[Data shown]
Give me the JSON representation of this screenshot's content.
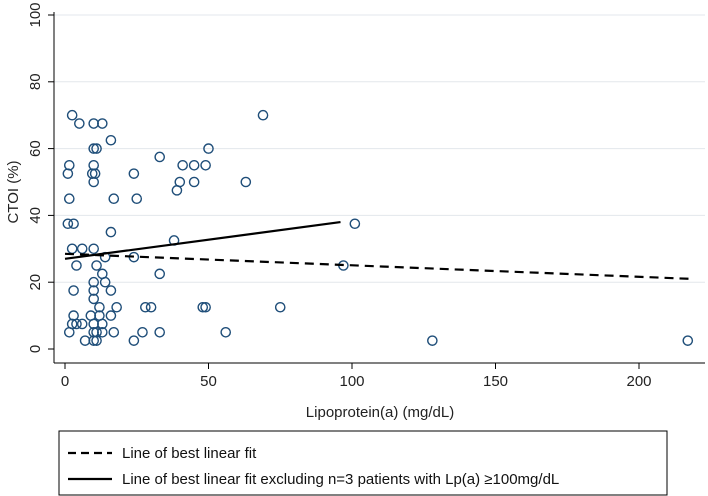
{
  "chart_data": {
    "type": "scatter",
    "title": "",
    "xlabel": "Lipoprotein(a) (mg/dL)",
    "ylabel": "CTOI (%)",
    "xlim": [
      0,
      220
    ],
    "ylim": [
      0,
      100
    ],
    "x_ticks": [
      0,
      50,
      100,
      150,
      200
    ],
    "y_ticks": [
      0,
      20,
      40,
      60,
      80,
      100
    ],
    "grid": "horizontal",
    "marker_color": "#1f4e79",
    "points": [
      {
        "x": 2.5,
        "y": 70
      },
      {
        "x": 5,
        "y": 67.5
      },
      {
        "x": 10,
        "y": 67.5
      },
      {
        "x": 13,
        "y": 67.5
      },
      {
        "x": 69,
        "y": 70
      },
      {
        "x": 16,
        "y": 62.5
      },
      {
        "x": 10,
        "y": 60
      },
      {
        "x": 11,
        "y": 60
      },
      {
        "x": 50,
        "y": 60
      },
      {
        "x": 33,
        "y": 57.5
      },
      {
        "x": 1.5,
        "y": 55
      },
      {
        "x": 10,
        "y": 55
      },
      {
        "x": 41,
        "y": 55
      },
      {
        "x": 45,
        "y": 55
      },
      {
        "x": 49,
        "y": 55
      },
      {
        "x": 1,
        "y": 52.5
      },
      {
        "x": 9.5,
        "y": 52.5
      },
      {
        "x": 10.5,
        "y": 52.5
      },
      {
        "x": 24,
        "y": 52.5
      },
      {
        "x": 10,
        "y": 50
      },
      {
        "x": 40,
        "y": 50
      },
      {
        "x": 45,
        "y": 50
      },
      {
        "x": 63,
        "y": 50
      },
      {
        "x": 39,
        "y": 47.5
      },
      {
        "x": 1.5,
        "y": 45
      },
      {
        "x": 17,
        "y": 45
      },
      {
        "x": 25,
        "y": 45
      },
      {
        "x": 1,
        "y": 37.5
      },
      {
        "x": 3,
        "y": 37.5
      },
      {
        "x": 101,
        "y": 37.5
      },
      {
        "x": 16,
        "y": 35
      },
      {
        "x": 38,
        "y": 32.5
      },
      {
        "x": 2.5,
        "y": 30
      },
      {
        "x": 6,
        "y": 30
      },
      {
        "x": 10,
        "y": 30
      },
      {
        "x": 14,
        "y": 27.5
      },
      {
        "x": 24,
        "y": 27.5
      },
      {
        "x": 4,
        "y": 25
      },
      {
        "x": 11,
        "y": 25
      },
      {
        "x": 97,
        "y": 25
      },
      {
        "x": 13,
        "y": 22.5
      },
      {
        "x": 33,
        "y": 22.5
      },
      {
        "x": 10,
        "y": 20
      },
      {
        "x": 14,
        "y": 20
      },
      {
        "x": 3,
        "y": 17.5
      },
      {
        "x": 10,
        "y": 17.5
      },
      {
        "x": 16,
        "y": 17.5
      },
      {
        "x": 10,
        "y": 15
      },
      {
        "x": 12,
        "y": 12.5
      },
      {
        "x": 18,
        "y": 12.5
      },
      {
        "x": 28,
        "y": 12.5
      },
      {
        "x": 30,
        "y": 12.5
      },
      {
        "x": 48,
        "y": 12.5
      },
      {
        "x": 49,
        "y": 12.5
      },
      {
        "x": 75,
        "y": 12.5
      },
      {
        "x": 3,
        "y": 10
      },
      {
        "x": 9,
        "y": 10
      },
      {
        "x": 12,
        "y": 10
      },
      {
        "x": 16,
        "y": 10
      },
      {
        "x": 2.5,
        "y": 7.5
      },
      {
        "x": 4,
        "y": 7.5
      },
      {
        "x": 6,
        "y": 7.5
      },
      {
        "x": 10,
        "y": 7.5
      },
      {
        "x": 13,
        "y": 7.5
      },
      {
        "x": 1.5,
        "y": 5
      },
      {
        "x": 10,
        "y": 5
      },
      {
        "x": 11,
        "y": 5
      },
      {
        "x": 13,
        "y": 5
      },
      {
        "x": 17,
        "y": 5
      },
      {
        "x": 27,
        "y": 5
      },
      {
        "x": 33,
        "y": 5
      },
      {
        "x": 56,
        "y": 5
      },
      {
        "x": 7,
        "y": 2.5
      },
      {
        "x": 10,
        "y": 2.5
      },
      {
        "x": 11,
        "y": 2.5
      },
      {
        "x": 24,
        "y": 2.5
      },
      {
        "x": 128,
        "y": 2.5
      },
      {
        "x": 217,
        "y": 2.5
      }
    ],
    "series": [
      {
        "name": "Line of best linear fit",
        "style": "dashed",
        "color": "#000000",
        "x": [
          0,
          218
        ],
        "y": [
          28.5,
          21
        ]
      },
      {
        "name": "Line of best linear fit excluding n=3 patients with Lp(a) ≥100mg/dL",
        "style": "solid",
        "color": "#000000",
        "x": [
          0,
          96
        ],
        "y": [
          27,
          38
        ]
      }
    ],
    "legend": {
      "placement": "bottom",
      "entries": [
        "Line of best linear fit",
        "Line of best linear fit excluding n=3 patients with Lp(a) ≥100mg/dL"
      ]
    }
  }
}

[Problem description] All of the data above should be transcribed verbatim, with pictures omitted.

[Answer to the exercise]
Give me the JSON representation of this screenshot's content.
{
  "chart_data": {
    "type": "scatter",
    "title": "",
    "xlabel": "Lipoprotein(a) (mg/dL)",
    "ylabel": "CTOI (%)",
    "xlim": [
      0,
      220
    ],
    "ylim": [
      0,
      100
    ],
    "x_ticks": [
      0,
      50,
      100,
      150,
      200
    ],
    "y_ticks": [
      0,
      20,
      40,
      60,
      80,
      100
    ],
    "grid": "horizontal",
    "marker_color": "#1f4e79",
    "points": [
      {
        "x": 2.5,
        "y": 70
      },
      {
        "x": 5,
        "y": 67.5
      },
      {
        "x": 10,
        "y": 67.5
      },
      {
        "x": 13,
        "y": 67.5
      },
      {
        "x": 69,
        "y": 70
      },
      {
        "x": 16,
        "y": 62.5
      },
      {
        "x": 10,
        "y": 60
      },
      {
        "x": 11,
        "y": 60
      },
      {
        "x": 50,
        "y": 60
      },
      {
        "x": 33,
        "y": 57.5
      },
      {
        "x": 1.5,
        "y": 55
      },
      {
        "x": 10,
        "y": 55
      },
      {
        "x": 41,
        "y": 55
      },
      {
        "x": 45,
        "y": 55
      },
      {
        "x": 49,
        "y": 55
      },
      {
        "x": 1,
        "y": 52.5
      },
      {
        "x": 9.5,
        "y": 52.5
      },
      {
        "x": 10.5,
        "y": 52.5
      },
      {
        "x": 24,
        "y": 52.5
      },
      {
        "x": 10,
        "y": 50
      },
      {
        "x": 40,
        "y": 50
      },
      {
        "x": 45,
        "y": 50
      },
      {
        "x": 63,
        "y": 50
      },
      {
        "x": 39,
        "y": 47.5
      },
      {
        "x": 1.5,
        "y": 45
      },
      {
        "x": 17,
        "y": 45
      },
      {
        "x": 25,
        "y": 45
      },
      {
        "x": 1,
        "y": 37.5
      },
      {
        "x": 3,
        "y": 37.5
      },
      {
        "x": 101,
        "y": 37.5
      },
      {
        "x": 16,
        "y": 35
      },
      {
        "x": 38,
        "y": 32.5
      },
      {
        "x": 2.5,
        "y": 30
      },
      {
        "x": 6,
        "y": 30
      },
      {
        "x": 10,
        "y": 30
      },
      {
        "x": 14,
        "y": 27.5
      },
      {
        "x": 24,
        "y": 27.5
      },
      {
        "x": 4,
        "y": 25
      },
      {
        "x": 11,
        "y": 25
      },
      {
        "x": 97,
        "y": 25
      },
      {
        "x": 13,
        "y": 22.5
      },
      {
        "x": 33,
        "y": 22.5
      },
      {
        "x": 10,
        "y": 20
      },
      {
        "x": 14,
        "y": 20
      },
      {
        "x": 3,
        "y": 17.5
      },
      {
        "x": 10,
        "y": 17.5
      },
      {
        "x": 16,
        "y": 17.5
      },
      {
        "x": 10,
        "y": 15
      },
      {
        "x": 12,
        "y": 12.5
      },
      {
        "x": 18,
        "y": 12.5
      },
      {
        "x": 28,
        "y": 12.5
      },
      {
        "x": 30,
        "y": 12.5
      },
      {
        "x": 48,
        "y": 12.5
      },
      {
        "x": 49,
        "y": 12.5
      },
      {
        "x": 75,
        "y": 12.5
      },
      {
        "x": 3,
        "y": 10
      },
      {
        "x": 9,
        "y": 10
      },
      {
        "x": 12,
        "y": 10
      },
      {
        "x": 16,
        "y": 10
      },
      {
        "x": 2.5,
        "y": 7.5
      },
      {
        "x": 4,
        "y": 7.5
      },
      {
        "x": 6,
        "y": 7.5
      },
      {
        "x": 10,
        "y": 7.5
      },
      {
        "x": 13,
        "y": 7.5
      },
      {
        "x": 1.5,
        "y": 5
      },
      {
        "x": 10,
        "y": 5
      },
      {
        "x": 11,
        "y": 5
      },
      {
        "x": 13,
        "y": 5
      },
      {
        "x": 17,
        "y": 5
      },
      {
        "x": 27,
        "y": 5
      },
      {
        "x": 33,
        "y": 5
      },
      {
        "x": 56,
        "y": 5
      },
      {
        "x": 7,
        "y": 2.5
      },
      {
        "x": 10,
        "y": 2.5
      },
      {
        "x": 11,
        "y": 2.5
      },
      {
        "x": 24,
        "y": 2.5
      },
      {
        "x": 128,
        "y": 2.5
      },
      {
        "x": 217,
        "y": 2.5
      }
    ],
    "series": [
      {
        "name": "Line of best linear fit",
        "style": "dashed",
        "color": "#000000",
        "x": [
          0,
          218
        ],
        "y": [
          28.5,
          21
        ]
      },
      {
        "name": "Line of best linear fit excluding n=3 patients with Lp(a) ≥100mg/dL",
        "style": "solid",
        "color": "#000000",
        "x": [
          0,
          96
        ],
        "y": [
          27,
          38
        ]
      }
    ],
    "legend": {
      "placement": "bottom",
      "entries": [
        "Line of best linear fit",
        "Line of best linear fit excluding n=3 patients with Lp(a) ≥100mg/dL"
      ]
    }
  }
}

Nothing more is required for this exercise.